### Goal 1
Copy out the lines of the entries below, from the line containing "tweet-stats: 21,1 rb" through the line containing "reply-retweet-count: 340 <box>155", with both of those lines included.

### Text block
+ + + + +

Page MenuHomePhabricator

More public IPs for codfw1dev
Closed, ResolvedPublic

Description

@rook is doing some testing with Magnum in codfw1dev that turns out to demand more floating IPs than we have available.

The current pool is only 8 IPs: 185.15.57.0/29
We're using two more service ips which are allocated as 185.15.57.8/30

It looks to me like we could grab some more by adding another subnet or two: 185.15.57.12/30 and (possibly) 185.15.57.16/29

I'm pretty sure that those ranges are already designated for wmcs use and we won't collide with other uses, but I'm opening this task so that someone in netops can confirm that this is safe.

@cmooney , @ayounsi do you agree?

Event Timeline

Restricted Application added a subscriber: Aklapper. · View Herald Transcript

I’ve no objection in principal.

185.15.57.12/30 is currently unallocated in Netbox. 185.15.57.16/29 is reserved there with description *“Temporary and potentially for future cloud-instance-transport1-b-codfw - T263622”*. So it’s allocated for WMCS although earmarked for something other than this.

Is this just a temporary thing or will this be permanent? Also are you sure you need both the /30 and /29 subnet?

It’ll need to be routed on the edge if we do add anythng. In that case should they be routed to the cloudgw (similar to the existing ones)?

185.15.57.12/30 should be enough, so let's start with that. With luck that'll be all we need, and we can leave it as a permanent change.

In terms of routing: it'll be assigned to the wan-transport-codfw network, just as the existing two subnets listed above (185.15.57.0/29 and 185.15.57.8/30) so if it's possible to just duplicate that setup we should be good.

@Andrew I'm reluctant to allocate more space for WMCS in Codfw, when there is a /29 already allocated and not being used.

So I've routed 185.15.57.16/29 to the cloudgw (208.80.153.190) on the CRs in codfw instead. If that doesn't suit we can review but best not to use up more space if we've another option.

Ready to go now, let me know if you've any problems.

This works!

+----------------------+--------------------------------------+
| Field                | Value                                |
+----------------------+--------------------------------------+
| allocation_pools     | 185.15.57.17-185.15.57.22            |
| cidr                 | 185.15.57.16/29                      |
| created_at           | 2022-07-28T19:59:20Z                 |
| description          |                                      |
| dns_nameservers      |                                      |
| dns_publish_fixed_ip | None                                 |
| enable_dhcp          | True                                 |
| gateway_ip           | None                                 |
| host_routes          |                                      |
| id                   | 0c4069a0-21a3-4d39-a651-51303738f007 |
| ip_version           | 4                                    |
| ipv6_address_mode    | None                                 |
| ipv6_ra_mode         | None                                 |
| name                 | cloud-codfw1dev-floating-additional  |
| network_id           | 57017d7c-3817-429a-8aa3-b028de82cdcc |
| prefix_length        | None                                 |
| project_id           | admin                                |
| revision_number      | 3                                    |
| segment_id           | None                                 |
| service_types        |                                      |
| subnetpool_id        | None                                 |
| tags                 |                                      |
| updated_at           | 2022-07-28T20:06:02Z                 |
+----------------------+--------------------------------------+

Thanks @cmooney

These IPs are reachable from within codfw1dev but not from the greated Internet. @cmooney is that what you'd expect? It's possible that this is something misconfigured within neutron but it looks right to me.

+ + + + +

### Element and region listings
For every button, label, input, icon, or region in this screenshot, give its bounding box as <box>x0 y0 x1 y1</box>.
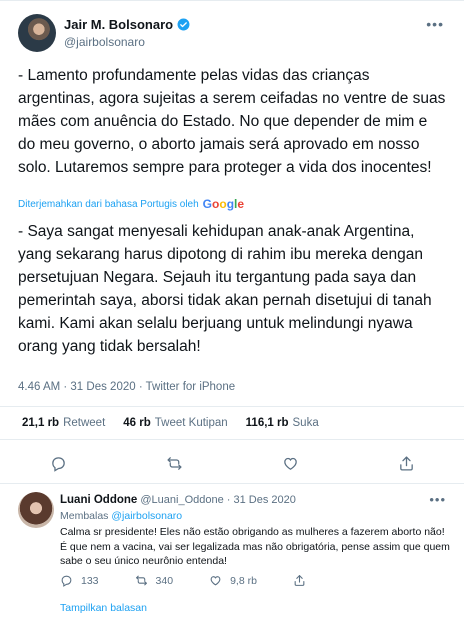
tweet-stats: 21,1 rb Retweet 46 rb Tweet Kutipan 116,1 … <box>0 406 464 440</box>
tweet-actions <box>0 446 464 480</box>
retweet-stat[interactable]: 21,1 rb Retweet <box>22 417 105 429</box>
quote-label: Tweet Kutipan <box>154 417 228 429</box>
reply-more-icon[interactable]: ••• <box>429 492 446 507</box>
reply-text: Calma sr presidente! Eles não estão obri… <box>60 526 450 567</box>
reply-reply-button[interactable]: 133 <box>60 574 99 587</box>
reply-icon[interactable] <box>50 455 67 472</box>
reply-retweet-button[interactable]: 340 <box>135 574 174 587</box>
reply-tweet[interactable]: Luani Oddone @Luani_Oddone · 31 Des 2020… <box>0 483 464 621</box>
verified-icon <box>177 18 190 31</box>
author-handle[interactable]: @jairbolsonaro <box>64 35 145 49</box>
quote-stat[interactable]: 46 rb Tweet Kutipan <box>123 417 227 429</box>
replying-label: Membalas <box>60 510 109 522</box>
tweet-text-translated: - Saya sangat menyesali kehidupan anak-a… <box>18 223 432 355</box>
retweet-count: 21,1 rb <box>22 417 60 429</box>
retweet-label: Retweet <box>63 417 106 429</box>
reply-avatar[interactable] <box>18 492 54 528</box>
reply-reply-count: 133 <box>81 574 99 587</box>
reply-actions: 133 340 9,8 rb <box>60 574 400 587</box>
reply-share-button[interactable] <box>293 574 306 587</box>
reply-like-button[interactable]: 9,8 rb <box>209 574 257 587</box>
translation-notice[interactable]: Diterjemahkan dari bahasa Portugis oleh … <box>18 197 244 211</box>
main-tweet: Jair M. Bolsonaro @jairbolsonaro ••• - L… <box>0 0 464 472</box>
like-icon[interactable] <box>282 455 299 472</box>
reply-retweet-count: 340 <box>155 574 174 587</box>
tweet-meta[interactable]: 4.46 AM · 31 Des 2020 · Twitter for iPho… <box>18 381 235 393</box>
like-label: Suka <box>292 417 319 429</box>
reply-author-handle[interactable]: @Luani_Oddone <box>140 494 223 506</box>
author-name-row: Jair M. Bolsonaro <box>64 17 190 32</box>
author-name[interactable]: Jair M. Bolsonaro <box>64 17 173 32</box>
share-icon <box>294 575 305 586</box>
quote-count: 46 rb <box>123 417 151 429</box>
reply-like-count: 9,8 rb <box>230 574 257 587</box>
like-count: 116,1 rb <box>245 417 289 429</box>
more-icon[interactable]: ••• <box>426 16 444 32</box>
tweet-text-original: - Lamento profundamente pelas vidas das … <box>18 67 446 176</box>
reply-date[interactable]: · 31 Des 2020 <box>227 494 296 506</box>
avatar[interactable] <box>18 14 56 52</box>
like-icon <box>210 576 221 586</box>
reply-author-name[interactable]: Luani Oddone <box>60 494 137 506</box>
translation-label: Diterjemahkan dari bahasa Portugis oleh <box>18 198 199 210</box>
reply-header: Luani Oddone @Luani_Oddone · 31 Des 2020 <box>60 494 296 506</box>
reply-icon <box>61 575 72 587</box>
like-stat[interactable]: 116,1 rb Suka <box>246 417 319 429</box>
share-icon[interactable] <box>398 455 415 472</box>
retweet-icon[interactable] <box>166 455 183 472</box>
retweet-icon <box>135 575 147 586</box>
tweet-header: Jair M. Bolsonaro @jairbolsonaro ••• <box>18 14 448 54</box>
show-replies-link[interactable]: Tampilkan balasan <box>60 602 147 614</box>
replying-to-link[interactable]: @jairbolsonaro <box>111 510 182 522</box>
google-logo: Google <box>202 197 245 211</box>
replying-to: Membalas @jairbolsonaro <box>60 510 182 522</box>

+ + + + +

### Goal 2
In the thread about more public IPs for codfw1dev, which subnet ended up routed to the cloudgw on the CRs in codfw?

### Task result 1
tweet-stats: 21,1 rb Retweet 46 rb Tweet Kutipan 116,1 … <box>0 406 464 440</box>
tweet-actions <box>0 446 464 480</box>
retweet-stat[interactable]: 21,1 rb Retweet <box>22 417 105 429</box>
quote-label: Tweet Kutipan <box>154 417 228 429</box>
reply-more-icon[interactable]: ••• <box>429 492 446 507</box>
reply-text: Calma sr presidente! Eles não estão obri… <box>60 526 450 567</box>
reply-reply-button[interactable]: 133 <box>60 574 99 587</box>
reply-icon[interactable] <box>50 455 67 472</box>
reply-retweet-button[interactable]: 340 <box>135 574 174 587</box>
reply-tweet[interactable]: Luani Oddone @Luani_Oddone · 31 Des 2020… <box>0 483 464 621</box>
verified-icon <box>177 18 190 31</box>
author-handle[interactable]: @jairbolsonaro <box>64 35 145 49</box>
quote-stat[interactable]: 46 rb Tweet Kutipan <box>123 417 227 429</box>
replying-label: Membalas <box>60 510 109 522</box>
tweet-text-translated: - Saya sangat menyesali kehidupan anak-a… <box>18 223 432 355</box>
retweet-count: 21,1 rb <box>22 417 60 429</box>
retweet-label: Retweet <box>63 417 106 429</box>
reply-avatar[interactable] <box>18 492 54 528</box>
reply-reply-count: 133 <box>81 574 99 587</box>
reply-actions: 133 340 9,8 rb <box>60 574 400 587</box>
reply-share-button[interactable] <box>293 574 306 587</box>
reply-like-button[interactable]: 9,8 rb <box>209 574 257 587</box>
translation-notice[interactable]: Diterjemahkan dari bahasa Portugis oleh … <box>18 197 244 211</box>
main-tweet: Jair M. Bolsonaro @jairbolsonaro ••• - L… <box>0 0 464 472</box>
like-icon[interactable] <box>282 455 299 472</box>
reply-retweet-count: 340 <box>155 574 174 587</box>

### Task result 2
185.15.57.16/29